**Stated problem:** Report all lines holding "включенной".

**The records:**
+---+
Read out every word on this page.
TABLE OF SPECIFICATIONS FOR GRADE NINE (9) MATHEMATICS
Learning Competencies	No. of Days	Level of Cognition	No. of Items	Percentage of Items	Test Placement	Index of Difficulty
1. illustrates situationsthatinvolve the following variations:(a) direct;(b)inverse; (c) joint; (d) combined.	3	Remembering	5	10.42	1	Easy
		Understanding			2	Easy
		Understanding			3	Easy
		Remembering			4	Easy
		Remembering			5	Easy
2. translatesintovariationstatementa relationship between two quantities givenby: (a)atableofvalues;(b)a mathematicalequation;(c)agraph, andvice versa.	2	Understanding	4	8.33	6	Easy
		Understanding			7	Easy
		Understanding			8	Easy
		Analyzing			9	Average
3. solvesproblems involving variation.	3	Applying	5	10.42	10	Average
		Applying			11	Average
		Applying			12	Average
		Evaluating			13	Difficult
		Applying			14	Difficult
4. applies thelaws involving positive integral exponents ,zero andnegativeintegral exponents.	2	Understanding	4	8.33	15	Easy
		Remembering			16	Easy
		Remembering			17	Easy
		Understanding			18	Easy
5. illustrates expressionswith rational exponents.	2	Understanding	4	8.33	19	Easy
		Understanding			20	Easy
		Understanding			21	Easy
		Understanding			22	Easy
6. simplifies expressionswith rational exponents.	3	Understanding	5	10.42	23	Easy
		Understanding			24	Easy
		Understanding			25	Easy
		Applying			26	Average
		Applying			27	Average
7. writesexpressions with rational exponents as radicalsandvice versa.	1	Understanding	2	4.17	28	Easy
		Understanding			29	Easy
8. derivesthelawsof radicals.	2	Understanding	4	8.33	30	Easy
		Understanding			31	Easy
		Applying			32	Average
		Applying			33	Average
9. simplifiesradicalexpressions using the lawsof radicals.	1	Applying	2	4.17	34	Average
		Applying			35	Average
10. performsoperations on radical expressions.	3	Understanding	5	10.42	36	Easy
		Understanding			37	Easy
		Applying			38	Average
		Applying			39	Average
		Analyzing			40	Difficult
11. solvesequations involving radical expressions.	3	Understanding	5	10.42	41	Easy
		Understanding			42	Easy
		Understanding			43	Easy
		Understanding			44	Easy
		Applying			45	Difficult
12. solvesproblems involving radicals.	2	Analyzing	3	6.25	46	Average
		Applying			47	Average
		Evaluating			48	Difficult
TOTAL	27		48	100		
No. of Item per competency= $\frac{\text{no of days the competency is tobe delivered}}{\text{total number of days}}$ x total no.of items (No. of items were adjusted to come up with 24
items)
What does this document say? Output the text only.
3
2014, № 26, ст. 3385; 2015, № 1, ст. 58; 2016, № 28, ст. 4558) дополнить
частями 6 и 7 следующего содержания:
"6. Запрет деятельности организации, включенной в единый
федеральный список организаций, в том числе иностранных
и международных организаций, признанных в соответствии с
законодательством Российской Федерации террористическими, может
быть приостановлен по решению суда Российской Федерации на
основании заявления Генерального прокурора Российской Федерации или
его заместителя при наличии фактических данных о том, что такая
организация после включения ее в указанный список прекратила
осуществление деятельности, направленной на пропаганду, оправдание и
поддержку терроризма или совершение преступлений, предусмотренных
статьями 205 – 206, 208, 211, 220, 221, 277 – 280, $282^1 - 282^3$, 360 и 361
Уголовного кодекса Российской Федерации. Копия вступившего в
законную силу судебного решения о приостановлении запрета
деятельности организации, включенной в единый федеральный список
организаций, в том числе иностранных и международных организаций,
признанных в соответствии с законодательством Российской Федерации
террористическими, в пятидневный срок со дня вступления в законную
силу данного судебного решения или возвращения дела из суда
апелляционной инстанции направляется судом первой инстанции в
+---+
**Exercise output:**
"6. Запрет деятельности организации, включенной в единый
деятельности организации, включенной в единый федеральный список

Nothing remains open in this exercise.